Collection entries
>> Begin
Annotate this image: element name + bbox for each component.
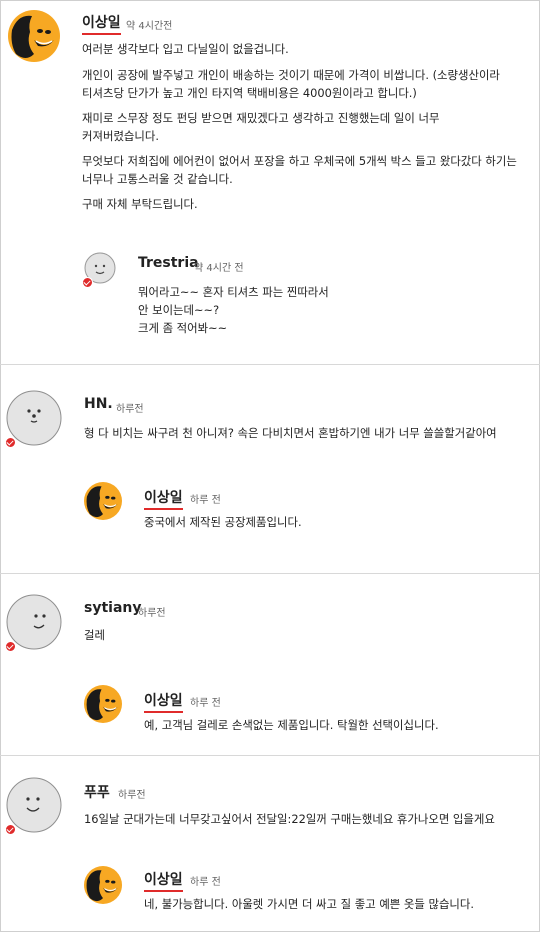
comment-author[interactable]: 푸푸 xyxy=(84,782,110,802)
verified-badge-icon xyxy=(5,641,16,652)
comment-text-line: 개인이 공장에 발주넣고 개인이 배송하는 것이기 때문에 가격이 비쌉니다. … xyxy=(82,68,500,82)
comment-time: 약 4시간전 xyxy=(126,21,173,32)
comment-text-line: 커져버렸습니다. xyxy=(82,129,159,143)
page-frame xyxy=(0,0,540,932)
reply-time: 하루 전 xyxy=(190,495,221,506)
reply-text-line: 크게 좀 적어봐~~ xyxy=(138,321,228,335)
comment-author[interactable]: HN. xyxy=(84,396,113,412)
comment-time: 하루전 xyxy=(118,790,146,801)
reply-author[interactable]: 이상일 xyxy=(144,487,183,510)
comment-time: 하루전 xyxy=(138,608,166,619)
comment-author[interactable]: 이상일 xyxy=(82,12,121,35)
comment-text-line: 16일날 군대가는데 너무갖고싶어서 전달일:22일꺼 구매는했네요 휴가나오면… xyxy=(84,812,495,826)
reply-text-line: 네, 불가능합니다. 아울렛 가시면 더 싸고 질 좋고 예쁜 옷들 많습니다. xyxy=(144,897,475,911)
comment-divider xyxy=(0,364,540,365)
comment-text-line: 형 다 비치는 싸구려 천 아니져? 속은 다비치면서 혼밥하기엔 내가 너무 … xyxy=(84,426,497,440)
comment-time: 하루전 xyxy=(116,404,144,415)
verified-badge-icon xyxy=(82,277,93,288)
reply-text-line: 예, 고객님 걸레로 손색없는 제품입니다. 탁월한 선택이십니다. xyxy=(144,718,439,732)
reply-author[interactable]: Trestria xyxy=(138,255,199,271)
comment-text-line: 티셔츠당 단가가 높고 개인 타지역 택배비용은 4000원이라고 합니다.) xyxy=(82,86,417,100)
comment-divider xyxy=(0,573,540,574)
owner-avatar-icon[interactable] xyxy=(84,482,122,520)
verified-badge-icon xyxy=(5,437,16,448)
reply-author[interactable]: 이상일 xyxy=(144,869,183,892)
default-avatar-icon[interactable] xyxy=(6,390,62,446)
comment-text-line: 걸레 xyxy=(84,628,105,642)
reply-text-line: 중국에서 제작된 공장제품입니다. xyxy=(144,515,302,529)
comment-text-line: 너무나 고통스러울 것 같습니다. xyxy=(82,172,233,186)
comment-text-line: 재미로 스무장 정도 펀딩 받으면 재밌겠다고 생각하고 진행했는데 일이 너무 xyxy=(82,111,440,125)
comment-text-line: 무엇보다 저희집에 에어컨이 없어서 포장을 하고 우체국에 5개씩 박스 들고… xyxy=(82,154,517,168)
reply-time: 하루 전 xyxy=(190,698,221,709)
comment-author[interactable]: sytiany xyxy=(84,600,142,616)
reply-author[interactable]: 이상일 xyxy=(144,690,183,713)
comment-text-line: 여러분 생각보다 입고 다닐일이 없을겁니다. xyxy=(82,42,289,56)
reply-time: 약 4시간 전 xyxy=(194,263,244,274)
reply-text-line: 뭐어라고~~ 혼자 티셔츠 파는 찐따라서 xyxy=(138,285,329,299)
default-avatar-icon[interactable] xyxy=(6,777,62,833)
comment-text-line: 구매 자체 부탁드립니다. xyxy=(82,197,198,211)
owner-avatar-icon[interactable] xyxy=(84,685,122,723)
owner-avatar-icon[interactable] xyxy=(84,866,122,904)
comment-divider xyxy=(0,755,540,756)
reply-text-line: 안 보이는데~~? xyxy=(138,303,220,317)
owner-avatar-icon[interactable] xyxy=(8,10,60,62)
verified-badge-icon xyxy=(5,824,16,835)
reply-time: 하루 전 xyxy=(190,877,221,888)
default-avatar-icon[interactable] xyxy=(6,594,62,650)
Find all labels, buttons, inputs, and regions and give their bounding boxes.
>> End
= AIM =
Transcribe each of these lines word for word, leaving out the pictures.

= RESULT =
Annotate this image: element name + bbox for each component.
comment-author[interactable]: 푸푸 xyxy=(84,782,110,802)
verified-badge-icon xyxy=(5,641,16,652)
comment-text-line: 개인이 공장에 발주넣고 개인이 배송하는 것이기 때문에 가격이 비쌉니다. … xyxy=(82,68,500,82)
comment-time: 약 4시간전 xyxy=(126,21,173,32)
comment-text-line: 커져버렸습니다. xyxy=(82,129,159,143)
page-frame xyxy=(0,0,540,932)
reply-time: 하루 전 xyxy=(190,495,221,506)
reply-text-line: 크게 좀 적어봐~~ xyxy=(138,321,228,335)
comment-author[interactable]: HN. xyxy=(84,396,113,412)
comment-time: 하루전 xyxy=(118,790,146,801)
reply-author[interactable]: 이상일 xyxy=(144,487,183,510)
comment-time: 하루전 xyxy=(138,608,166,619)
comment-author[interactable]: 이상일 xyxy=(82,12,121,35)
comment-text-line: 16일날 군대가는데 너무갖고싶어서 전달일:22일꺼 구매는했네요 휴가나오면… xyxy=(84,812,495,826)
reply-text-line: 네, 불가능합니다. 아울렛 가시면 더 싸고 질 좋고 예쁜 옷들 많습니다. xyxy=(144,897,475,911)
comment-divider xyxy=(0,364,540,365)
comment-text-line: 형 다 비치는 싸구려 천 아니져? 속은 다비치면서 혼밥하기엔 내가 너무 … xyxy=(84,426,497,440)
comment-time: 하루전 xyxy=(116,404,144,415)
verified-badge-icon xyxy=(82,277,93,288)
reply-text-line: 예, 고객님 걸레로 손색없는 제품입니다. 탁월한 선택이십니다. xyxy=(144,718,439,732)
reply-author[interactable]: Trestria xyxy=(138,255,199,271)
comment-text-line: 티셔츠당 단가가 높고 개인 타지역 택배비용은 4000원이라고 합니다.) xyxy=(82,86,417,100)
comment-divider xyxy=(0,573,540,574)
owner-avatar-icon[interactable] xyxy=(84,482,122,520)
verified-badge-icon xyxy=(5,437,16,448)
reply-author[interactable]: 이상일 xyxy=(144,869,183,892)
default-avatar-icon[interactable] xyxy=(6,390,62,446)
comment-text-line: 걸레 xyxy=(84,628,105,642)
reply-text-line: 중국에서 제작된 공장제품입니다. xyxy=(144,515,302,529)
comment-text-line: 너무나 고통스러울 것 같습니다. xyxy=(82,172,233,186)
comment-text-line: 재미로 스무장 정도 펀딩 받으면 재밌겠다고 생각하고 진행했는데 일이 너무 xyxy=(82,111,440,125)
comment-text-line: 무엇보다 저희집에 에어컨이 없어서 포장을 하고 우체국에 5개씩 박스 들고… xyxy=(82,154,517,168)
reply-time: 하루 전 xyxy=(190,698,221,709)
comment-author[interactable]: sytiany xyxy=(84,600,142,616)
reply-author[interactable]: 이상일 xyxy=(144,690,183,713)
comment-text-line: 여러분 생각보다 입고 다닐일이 없을겁니다. xyxy=(82,42,289,56)
reply-time: 약 4시간 전 xyxy=(194,263,244,274)
reply-text-line: 뭐어라고~~ 혼자 티셔츠 파는 찐따라서 xyxy=(138,285,329,299)
default-avatar-icon[interactable] xyxy=(6,777,62,833)
comment-text-line: 구매 자체 부탁드립니다. xyxy=(82,197,198,211)
owner-avatar-icon[interactable] xyxy=(84,685,122,723)
owner-avatar-icon[interactable] xyxy=(84,866,122,904)
comment-divider xyxy=(0,755,540,756)
reply-text-line: 안 보이는데~~? xyxy=(138,303,220,317)
owner-avatar-icon[interactable] xyxy=(8,10,60,62)
verified-badge-icon xyxy=(5,824,16,835)
reply-time: 하루 전 xyxy=(190,877,221,888)
default-avatar-icon[interactable] xyxy=(6,594,62,650)
Find all labels, buttons, inputs, and regions and give their bounding boxes.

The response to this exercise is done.